Data for processing:
********************

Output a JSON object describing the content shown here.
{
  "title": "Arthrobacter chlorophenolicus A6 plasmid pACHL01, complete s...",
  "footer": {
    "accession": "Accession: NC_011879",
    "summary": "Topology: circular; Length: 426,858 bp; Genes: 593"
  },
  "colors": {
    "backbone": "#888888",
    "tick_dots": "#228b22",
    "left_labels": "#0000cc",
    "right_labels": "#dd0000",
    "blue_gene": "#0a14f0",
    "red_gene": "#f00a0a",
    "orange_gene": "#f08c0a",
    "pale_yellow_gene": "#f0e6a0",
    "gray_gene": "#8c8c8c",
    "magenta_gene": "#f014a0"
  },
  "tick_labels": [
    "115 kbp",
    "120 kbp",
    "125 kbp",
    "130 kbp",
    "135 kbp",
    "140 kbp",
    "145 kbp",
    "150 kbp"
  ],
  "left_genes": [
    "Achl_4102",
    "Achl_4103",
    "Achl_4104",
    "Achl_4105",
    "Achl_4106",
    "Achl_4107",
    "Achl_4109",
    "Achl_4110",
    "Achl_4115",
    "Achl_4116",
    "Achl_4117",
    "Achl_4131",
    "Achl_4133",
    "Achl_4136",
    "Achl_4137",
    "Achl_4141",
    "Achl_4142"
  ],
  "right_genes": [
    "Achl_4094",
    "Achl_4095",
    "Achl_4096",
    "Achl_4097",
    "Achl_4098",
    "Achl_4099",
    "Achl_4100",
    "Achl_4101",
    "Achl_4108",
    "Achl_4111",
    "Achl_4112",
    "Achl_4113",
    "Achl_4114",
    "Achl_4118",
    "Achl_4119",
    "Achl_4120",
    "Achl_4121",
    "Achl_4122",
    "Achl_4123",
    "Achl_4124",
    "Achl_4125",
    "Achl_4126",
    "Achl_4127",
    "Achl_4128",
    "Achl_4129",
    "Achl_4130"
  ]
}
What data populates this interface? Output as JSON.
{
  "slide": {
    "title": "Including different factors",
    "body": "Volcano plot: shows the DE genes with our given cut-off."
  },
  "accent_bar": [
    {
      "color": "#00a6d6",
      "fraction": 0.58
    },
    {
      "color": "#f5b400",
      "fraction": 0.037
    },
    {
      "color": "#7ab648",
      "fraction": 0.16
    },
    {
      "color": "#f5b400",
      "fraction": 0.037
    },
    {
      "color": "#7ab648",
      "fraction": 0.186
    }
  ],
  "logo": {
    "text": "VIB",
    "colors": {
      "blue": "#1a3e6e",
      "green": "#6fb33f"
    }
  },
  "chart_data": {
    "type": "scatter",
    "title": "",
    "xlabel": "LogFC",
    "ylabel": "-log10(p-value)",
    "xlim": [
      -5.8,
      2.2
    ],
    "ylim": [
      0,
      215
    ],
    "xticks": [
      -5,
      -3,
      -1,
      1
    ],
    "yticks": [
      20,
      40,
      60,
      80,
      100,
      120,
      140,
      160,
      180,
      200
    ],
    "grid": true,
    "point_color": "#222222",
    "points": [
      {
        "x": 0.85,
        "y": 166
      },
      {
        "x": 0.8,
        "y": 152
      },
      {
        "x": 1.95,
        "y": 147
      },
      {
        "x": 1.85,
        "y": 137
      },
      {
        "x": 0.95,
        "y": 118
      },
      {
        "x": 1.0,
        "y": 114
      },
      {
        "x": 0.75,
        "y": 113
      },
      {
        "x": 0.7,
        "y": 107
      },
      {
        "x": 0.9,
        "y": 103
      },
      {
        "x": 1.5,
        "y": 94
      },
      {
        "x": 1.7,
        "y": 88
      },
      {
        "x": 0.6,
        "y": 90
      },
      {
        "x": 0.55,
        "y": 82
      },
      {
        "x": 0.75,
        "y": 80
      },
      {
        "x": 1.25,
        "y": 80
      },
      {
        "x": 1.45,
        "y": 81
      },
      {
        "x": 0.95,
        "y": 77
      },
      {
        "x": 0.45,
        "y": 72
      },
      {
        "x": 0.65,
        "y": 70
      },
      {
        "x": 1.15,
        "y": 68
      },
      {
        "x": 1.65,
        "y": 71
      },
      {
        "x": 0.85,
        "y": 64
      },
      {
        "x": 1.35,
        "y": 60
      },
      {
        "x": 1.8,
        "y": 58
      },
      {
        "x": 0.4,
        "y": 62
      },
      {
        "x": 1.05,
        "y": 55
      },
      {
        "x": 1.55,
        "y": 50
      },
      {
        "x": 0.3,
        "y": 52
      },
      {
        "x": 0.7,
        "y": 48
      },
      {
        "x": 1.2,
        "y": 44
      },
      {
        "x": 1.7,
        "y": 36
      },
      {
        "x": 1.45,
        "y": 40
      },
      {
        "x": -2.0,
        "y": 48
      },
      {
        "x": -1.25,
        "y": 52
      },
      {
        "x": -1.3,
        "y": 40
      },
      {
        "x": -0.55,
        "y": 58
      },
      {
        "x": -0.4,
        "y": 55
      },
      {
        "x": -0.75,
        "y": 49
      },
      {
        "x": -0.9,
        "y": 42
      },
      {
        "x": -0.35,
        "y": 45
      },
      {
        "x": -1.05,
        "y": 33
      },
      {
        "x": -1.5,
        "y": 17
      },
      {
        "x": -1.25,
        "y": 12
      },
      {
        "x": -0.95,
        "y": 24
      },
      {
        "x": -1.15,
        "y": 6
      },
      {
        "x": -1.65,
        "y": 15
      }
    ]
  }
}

********************

Task goal:
Write down all of the records again, word for word.

Answer for the task:
Output a JSON object describing the content shown here.
{
  "title": "Arthrobacter chlorophenolicus A6 plasmid pACHL01, complete s...",
  "footer": {
    "accession": "Accession: NC_011879",
    "summary": "Topology: circular; Length: 426,858 bp; Genes: 593"
  },
  "colors": {
    "backbone": "#888888",
    "tick_dots": "#228b22",
    "left_labels": "#0000cc",
    "right_labels": "#dd0000",
    "blue_gene": "#0a14f0",
    "red_gene": "#f00a0a",
    "orange_gene": "#f08c0a",
    "pale_yellow_gene": "#f0e6a0",
    "gray_gene": "#8c8c8c",
    "magenta_gene": "#f014a0"
  },
  "tick_labels": [
    "115 kbp",
    "120 kbp",
    "125 kbp",
    "130 kbp",
    "135 kbp",
    "140 kbp",
    "145 kbp",
    "150 kbp"
  ],
  "left_genes": [
    "Achl_4102",
    "Achl_4103",
    "Achl_4104",
    "Achl_4105",
    "Achl_4106",
    "Achl_4107",
    "Achl_4109",
    "Achl_4110",
    "Achl_4115",
    "Achl_4116",
    "Achl_4117",
    "Achl_4131",
    "Achl_4133",
    "Achl_4136",
    "Achl_4137",
    "Achl_4141",
    "Achl_4142"
  ],
  "right_genes": [
    "Achl_4094",
    "Achl_4095",
    "Achl_4096",
    "Achl_4097",
    "Achl_4098",
    "Achl_4099",
    "Achl_4100",
    "Achl_4101",
    "Achl_4108",
    "Achl_4111",
    "Achl_4112",
    "Achl_4113",
    "Achl_4114",
    "Achl_4118",
    "Achl_4119",
    "Achl_4120",
    "Achl_4121",
    "Achl_4122",
    "Achl_4123",
    "Achl_4124",
    "Achl_4125",
    "Achl_4126",
    "Achl_4127",
    "Achl_4128",
    "Achl_4129",
    "Achl_4130"
  ]
}
What data populates this interface? Output as JSON.
{
  "slide": {
    "title": "Including different factors",
    "body": "Volcano plot: shows the DE genes with our given cut-off."
  },
  "accent_bar": [
    {
      "color": "#00a6d6",
      "fraction": 0.58
    },
    {
      "color": "#f5b400",
      "fraction": 0.037
    },
    {
      "color": "#7ab648",
      "fraction": 0.16
    },
    {
      "color": "#f5b400",
      "fraction": 0.037
    },
    {
      "color": "#7ab648",
      "fraction": 0.186
    }
  ],
  "logo": {
    "text": "VIB",
    "colors": {
      "blue": "#1a3e6e",
      "green": "#6fb33f"
    }
  },
  "chart_data": {
    "type": "scatter",
    "title": "",
    "xlabel": "LogFC",
    "ylabel": "-log10(p-value)",
    "xlim": [
      -5.8,
      2.2
    ],
    "ylim": [
      0,
      215
    ],
    "xticks": [
      -5,
      -3,
      -1,
      1
    ],
    "yticks": [
      20,
      40,
      60,
      80,
      100,
      120,
      140,
      160,
      180,
      200
    ],
    "grid": true,
    "point_color": "#222222",
    "points": [
      {
        "x": 0.85,
        "y": 166
      },
      {
        "x": 0.8,
        "y": 152
      },
      {
        "x": 1.95,
        "y": 147
      },
      {
        "x": 1.85,
        "y": 137
      },
      {
        "x": 0.95,
        "y": 118
      },
      {
        "x": 1.0,
        "y": 114
      },
      {
        "x": 0.75,
        "y": 113
      },
      {
        "x": 0.7,
        "y": 107
      },
      {
        "x": 0.9,
        "y": 103
      },
      {
        "x": 1.5,
        "y": 94
      },
      {
        "x": 1.7,
        "y": 88
      },
      {
        "x": 0.6,
        "y": 90
      },
      {
        "x": 0.55,
        "y": 82
      },
      {
        "x": 0.75,
        "y": 80
      },
      {
        "x": 1.25,
        "y": 80
      },
      {
        "x": 1.45,
        "y": 81
      },
      {
        "x": 0.95,
        "y": 77
      },
      {
        "x": 0.45,
        "y": 72
      },
      {
        "x": 0.65,
        "y": 70
      },
      {
        "x": 1.15,
        "y": 68
      },
      {
        "x": 1.65,
        "y": 71
      },
      {
        "x": 0.85,
        "y": 64
      },
      {
        "x": 1.35,
        "y": 60
      },
      {
        "x": 1.8,
        "y": 58
      },
      {
        "x": 0.4,
        "y": 62
      },
      {
        "x": 1.05,
        "y": 55
      },
      {
        "x": 1.55,
        "y": 50
      },
      {
        "x": 0.3,
        "y": 52
      },
      {
        "x": 0.7,
        "y": 48
      },
      {
        "x": 1.2,
        "y": 44
      },
      {
        "x": 1.7,
        "y": 36
      },
      {
        "x": 1.45,
        "y": 40
      },
      {
        "x": -2.0,
        "y": 48
      },
      {
        "x": -1.25,
        "y": 52
      },
      {
        "x": -1.3,
        "y": 40
      },
      {
        "x": -0.55,
        "y": 58
      },
      {
        "x": -0.4,
        "y": 55
      },
      {
        "x": -0.75,
        "y": 49
      },
      {
        "x": -0.9,
        "y": 42
      },
      {
        "x": -0.35,
        "y": 45
      },
      {
        "x": -1.05,
        "y": 33
      },
      {
        "x": -1.5,
        "y": 17
      },
      {
        "x": -1.25,
        "y": 12
      },
      {
        "x": -0.95,
        "y": 24
      },
      {
        "x": -1.15,
        "y": 6
      },
      {
        "x": -1.65,
        "y": 15
      }
    ]
  }
}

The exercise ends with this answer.